_Task instructions_. Reproduce the listing word for word, starting at its first line and ending with the line that contains "179, 180, 193]", inclusive.
_ _ _
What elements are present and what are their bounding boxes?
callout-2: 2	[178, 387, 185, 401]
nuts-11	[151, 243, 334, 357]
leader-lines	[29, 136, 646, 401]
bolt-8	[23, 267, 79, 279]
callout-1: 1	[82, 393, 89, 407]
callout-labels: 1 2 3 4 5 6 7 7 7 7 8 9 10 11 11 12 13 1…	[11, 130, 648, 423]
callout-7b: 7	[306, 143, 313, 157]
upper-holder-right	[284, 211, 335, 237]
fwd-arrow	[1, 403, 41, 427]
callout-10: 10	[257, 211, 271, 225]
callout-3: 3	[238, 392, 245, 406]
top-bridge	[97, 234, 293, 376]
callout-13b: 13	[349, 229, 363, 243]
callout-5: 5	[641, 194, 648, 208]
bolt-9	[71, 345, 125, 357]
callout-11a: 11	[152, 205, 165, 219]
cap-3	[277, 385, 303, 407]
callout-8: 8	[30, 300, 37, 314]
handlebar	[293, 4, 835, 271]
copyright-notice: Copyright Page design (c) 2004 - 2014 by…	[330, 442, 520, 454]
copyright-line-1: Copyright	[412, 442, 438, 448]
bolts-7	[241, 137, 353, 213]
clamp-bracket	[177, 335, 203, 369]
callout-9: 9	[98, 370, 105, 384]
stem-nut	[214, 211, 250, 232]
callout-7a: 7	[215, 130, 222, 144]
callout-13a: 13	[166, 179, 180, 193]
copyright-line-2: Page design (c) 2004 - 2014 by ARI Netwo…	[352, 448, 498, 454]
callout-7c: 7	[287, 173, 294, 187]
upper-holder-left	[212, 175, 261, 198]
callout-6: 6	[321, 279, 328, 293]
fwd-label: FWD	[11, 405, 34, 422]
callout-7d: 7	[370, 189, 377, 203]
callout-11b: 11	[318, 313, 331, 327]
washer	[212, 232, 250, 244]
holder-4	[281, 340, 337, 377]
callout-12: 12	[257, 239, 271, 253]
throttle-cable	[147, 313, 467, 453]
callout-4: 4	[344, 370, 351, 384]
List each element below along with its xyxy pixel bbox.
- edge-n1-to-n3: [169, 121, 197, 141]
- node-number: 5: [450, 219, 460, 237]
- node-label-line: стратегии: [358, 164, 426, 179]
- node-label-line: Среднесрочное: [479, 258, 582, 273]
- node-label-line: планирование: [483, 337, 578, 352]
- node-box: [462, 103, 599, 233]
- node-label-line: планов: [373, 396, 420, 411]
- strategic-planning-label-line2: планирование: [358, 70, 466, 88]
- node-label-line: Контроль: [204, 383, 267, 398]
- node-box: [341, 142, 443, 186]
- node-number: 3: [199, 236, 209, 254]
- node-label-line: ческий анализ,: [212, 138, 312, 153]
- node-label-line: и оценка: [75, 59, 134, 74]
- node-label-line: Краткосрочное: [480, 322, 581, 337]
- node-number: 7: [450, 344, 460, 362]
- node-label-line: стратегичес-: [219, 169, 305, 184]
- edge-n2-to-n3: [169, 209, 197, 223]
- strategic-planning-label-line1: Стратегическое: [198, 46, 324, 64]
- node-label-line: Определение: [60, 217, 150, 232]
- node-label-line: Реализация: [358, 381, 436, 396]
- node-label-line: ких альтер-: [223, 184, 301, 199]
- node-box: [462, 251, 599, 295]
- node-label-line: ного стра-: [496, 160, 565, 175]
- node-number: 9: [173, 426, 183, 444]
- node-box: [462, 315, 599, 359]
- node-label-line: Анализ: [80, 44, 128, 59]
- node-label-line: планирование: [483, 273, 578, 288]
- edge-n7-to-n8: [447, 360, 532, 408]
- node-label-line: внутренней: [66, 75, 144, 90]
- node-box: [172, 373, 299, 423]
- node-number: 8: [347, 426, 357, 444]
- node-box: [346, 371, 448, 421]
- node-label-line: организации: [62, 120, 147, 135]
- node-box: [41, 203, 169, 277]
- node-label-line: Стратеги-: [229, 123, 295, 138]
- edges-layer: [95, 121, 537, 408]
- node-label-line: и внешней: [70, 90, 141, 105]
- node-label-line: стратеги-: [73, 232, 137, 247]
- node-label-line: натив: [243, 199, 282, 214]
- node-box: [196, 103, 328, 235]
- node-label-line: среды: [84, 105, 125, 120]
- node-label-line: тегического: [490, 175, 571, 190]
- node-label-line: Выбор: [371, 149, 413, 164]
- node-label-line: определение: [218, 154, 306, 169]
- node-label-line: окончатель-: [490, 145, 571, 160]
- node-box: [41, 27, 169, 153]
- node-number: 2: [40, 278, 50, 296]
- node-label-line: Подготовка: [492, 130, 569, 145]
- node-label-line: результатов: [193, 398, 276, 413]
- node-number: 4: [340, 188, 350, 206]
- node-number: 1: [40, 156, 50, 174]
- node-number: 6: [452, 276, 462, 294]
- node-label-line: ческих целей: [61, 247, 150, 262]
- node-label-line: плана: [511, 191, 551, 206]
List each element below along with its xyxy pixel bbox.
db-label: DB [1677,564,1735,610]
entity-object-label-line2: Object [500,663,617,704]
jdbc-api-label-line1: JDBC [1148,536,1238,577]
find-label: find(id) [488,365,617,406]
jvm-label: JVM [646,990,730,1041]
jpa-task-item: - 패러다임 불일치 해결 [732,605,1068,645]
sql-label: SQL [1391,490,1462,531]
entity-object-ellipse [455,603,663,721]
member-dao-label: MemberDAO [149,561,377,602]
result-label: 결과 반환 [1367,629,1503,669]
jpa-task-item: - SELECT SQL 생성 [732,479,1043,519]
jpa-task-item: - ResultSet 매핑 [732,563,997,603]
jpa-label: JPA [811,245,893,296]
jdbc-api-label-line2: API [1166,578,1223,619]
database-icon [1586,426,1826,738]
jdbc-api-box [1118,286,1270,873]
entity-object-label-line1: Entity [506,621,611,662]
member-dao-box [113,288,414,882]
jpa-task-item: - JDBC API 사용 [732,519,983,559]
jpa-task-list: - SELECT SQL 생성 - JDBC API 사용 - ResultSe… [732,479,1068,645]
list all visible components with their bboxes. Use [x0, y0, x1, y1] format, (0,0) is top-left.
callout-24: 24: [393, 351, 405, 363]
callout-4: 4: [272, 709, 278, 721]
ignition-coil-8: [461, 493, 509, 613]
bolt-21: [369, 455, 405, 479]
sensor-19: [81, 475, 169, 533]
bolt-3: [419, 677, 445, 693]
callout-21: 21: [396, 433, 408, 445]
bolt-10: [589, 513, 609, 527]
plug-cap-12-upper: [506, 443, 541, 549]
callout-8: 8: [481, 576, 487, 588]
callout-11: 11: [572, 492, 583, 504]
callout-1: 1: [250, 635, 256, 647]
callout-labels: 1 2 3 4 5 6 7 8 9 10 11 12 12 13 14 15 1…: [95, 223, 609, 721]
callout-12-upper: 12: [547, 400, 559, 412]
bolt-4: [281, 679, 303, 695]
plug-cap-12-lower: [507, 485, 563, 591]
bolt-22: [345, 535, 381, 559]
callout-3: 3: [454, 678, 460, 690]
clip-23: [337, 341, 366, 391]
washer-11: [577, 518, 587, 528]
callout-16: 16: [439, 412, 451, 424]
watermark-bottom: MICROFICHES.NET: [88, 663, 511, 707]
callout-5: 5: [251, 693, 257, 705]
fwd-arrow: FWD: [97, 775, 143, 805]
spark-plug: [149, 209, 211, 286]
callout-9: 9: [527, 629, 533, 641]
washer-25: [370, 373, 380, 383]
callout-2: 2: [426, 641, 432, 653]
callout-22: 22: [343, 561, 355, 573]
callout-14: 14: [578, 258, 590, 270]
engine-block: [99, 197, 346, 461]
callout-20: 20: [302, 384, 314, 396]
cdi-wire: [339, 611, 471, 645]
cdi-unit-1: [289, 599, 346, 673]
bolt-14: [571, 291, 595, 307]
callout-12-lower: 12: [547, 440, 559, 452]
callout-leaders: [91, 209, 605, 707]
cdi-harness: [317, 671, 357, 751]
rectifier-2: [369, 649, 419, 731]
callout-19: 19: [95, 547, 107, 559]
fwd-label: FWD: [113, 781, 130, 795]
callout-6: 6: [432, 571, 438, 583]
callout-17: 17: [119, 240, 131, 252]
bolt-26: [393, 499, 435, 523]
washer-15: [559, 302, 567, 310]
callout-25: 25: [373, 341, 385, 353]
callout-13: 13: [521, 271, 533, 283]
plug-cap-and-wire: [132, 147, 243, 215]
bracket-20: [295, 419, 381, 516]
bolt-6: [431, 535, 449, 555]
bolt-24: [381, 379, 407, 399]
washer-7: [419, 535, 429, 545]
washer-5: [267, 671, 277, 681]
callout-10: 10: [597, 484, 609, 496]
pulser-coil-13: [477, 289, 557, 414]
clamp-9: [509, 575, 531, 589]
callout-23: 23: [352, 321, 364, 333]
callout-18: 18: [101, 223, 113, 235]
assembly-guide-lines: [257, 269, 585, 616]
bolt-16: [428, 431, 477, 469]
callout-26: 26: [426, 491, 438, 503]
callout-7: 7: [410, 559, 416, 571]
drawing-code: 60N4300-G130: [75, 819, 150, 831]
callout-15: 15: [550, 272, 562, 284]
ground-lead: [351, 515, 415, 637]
_ _ _
_Exercise output_.
What elements are present and what are their bounding boxes?
callout-2: 2	[178, 387, 185, 401]
nuts-11	[151, 243, 334, 357]
leader-lines	[29, 136, 646, 401]
bolt-8	[23, 267, 79, 279]
callout-1: 1	[82, 393, 89, 407]
callout-labels: 1 2 3 4 5 6 7 7 7 7 8 9 10 11 11 12 13 1…	[11, 130, 648, 423]
callout-7b: 7	[306, 143, 313, 157]
upper-holder-right	[284, 211, 335, 237]
fwd-arrow	[1, 403, 41, 427]
callout-10: 10	[257, 211, 271, 225]
callout-3: 3	[238, 392, 245, 406]
top-bridge	[97, 234, 293, 376]
callout-13b: 13	[349, 229, 363, 243]
callout-5: 5	[641, 194, 648, 208]
bolt-9	[71, 345, 125, 357]
callout-11a: 11	[152, 205, 165, 219]
cap-3	[277, 385, 303, 407]
callout-8: 8	[30, 300, 37, 314]
handlebar	[293, 4, 835, 271]
copyright-notice: Copyright Page design (c) 2004 - 2014 by…	[330, 442, 520, 454]
copyright-line-1: Copyright	[412, 442, 438, 448]
bolts-7	[241, 137, 353, 213]
clamp-bracket	[177, 335, 203, 369]
callout-9: 9	[98, 370, 105, 384]
stem-nut	[214, 211, 250, 232]
callout-7a: 7	[215, 130, 222, 144]
callout-13a: 13	[166, 179, 180, 193]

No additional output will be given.